═══ Extracted data ═══

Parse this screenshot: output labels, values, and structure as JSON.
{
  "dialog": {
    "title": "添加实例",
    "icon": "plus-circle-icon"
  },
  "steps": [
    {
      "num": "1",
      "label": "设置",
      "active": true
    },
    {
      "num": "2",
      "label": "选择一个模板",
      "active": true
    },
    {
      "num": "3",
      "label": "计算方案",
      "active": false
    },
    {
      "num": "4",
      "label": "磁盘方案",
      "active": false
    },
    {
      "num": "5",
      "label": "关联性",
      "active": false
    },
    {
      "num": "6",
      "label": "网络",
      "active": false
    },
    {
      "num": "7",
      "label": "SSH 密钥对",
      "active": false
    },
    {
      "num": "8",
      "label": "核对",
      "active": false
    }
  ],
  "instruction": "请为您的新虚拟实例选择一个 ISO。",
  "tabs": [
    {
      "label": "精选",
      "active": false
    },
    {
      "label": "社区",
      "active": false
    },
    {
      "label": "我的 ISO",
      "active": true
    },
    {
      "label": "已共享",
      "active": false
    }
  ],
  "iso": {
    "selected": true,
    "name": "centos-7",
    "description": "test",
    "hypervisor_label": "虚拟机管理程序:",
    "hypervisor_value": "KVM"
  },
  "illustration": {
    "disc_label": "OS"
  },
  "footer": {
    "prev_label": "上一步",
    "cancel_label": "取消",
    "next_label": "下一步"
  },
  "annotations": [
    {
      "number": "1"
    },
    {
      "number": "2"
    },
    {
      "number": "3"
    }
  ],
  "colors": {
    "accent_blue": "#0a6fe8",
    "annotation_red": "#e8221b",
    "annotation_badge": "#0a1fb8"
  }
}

═══

**Exercise instructions**. Please reproduce all of the entries exactly as they stand.

**Full response**.
Parse this screenshot: output labels, values, and structure as JSON.
{
  "dialog": {
    "title": "添加实例",
    "icon": "plus-circle-icon"
  },
  "steps": [
    {
      "num": "1",
      "label": "设置",
      "active": true
    },
    {
      "num": "2",
      "label": "选择一个模板",
      "active": true
    },
    {
      "num": "3",
      "label": "计算方案",
      "active": false
    },
    {
      "num": "4",
      "label": "磁盘方案",
      "active": false
    },
    {
      "num": "5",
      "label": "关联性",
      "active": false
    },
    {
      "num": "6",
      "label": "网络",
      "active": false
    },
    {
      "num": "7",
      "label": "SSH 密钥对",
      "active": false
    },
    {
      "num": "8",
      "label": "核对",
      "active": false
    }
  ],
  "instruction": "请为您的新虚拟实例选择一个 ISO。",
  "tabs": [
    {
      "label": "精选",
      "active": false
    },
    {
      "label": "社区",
      "active": false
    },
    {
      "label": "我的 ISO",
      "active": true
    },
    {
      "label": "已共享",
      "active": false
    }
  ],
  "iso": {
    "selected": true,
    "name": "centos-7",
    "description": "test",
    "hypervisor_label": "虚拟机管理程序:",
    "hypervisor_value": "KVM"
  },
  "illustration": {
    "disc_label": "OS"
  },
  "footer": {
    "prev_label": "上一步",
    "cancel_label": "取消",
    "next_label": "下一步"
  },
  "annotations": [
    {
      "number": "1"
    },
    {
      "number": "2"
    },
    {
      "number": "3"
    }
  ],
  "colors": {
    "accent_blue": "#0a6fe8",
    "annotation_red": "#e8221b",
    "annotation_badge": "#0a1fb8"
  }
}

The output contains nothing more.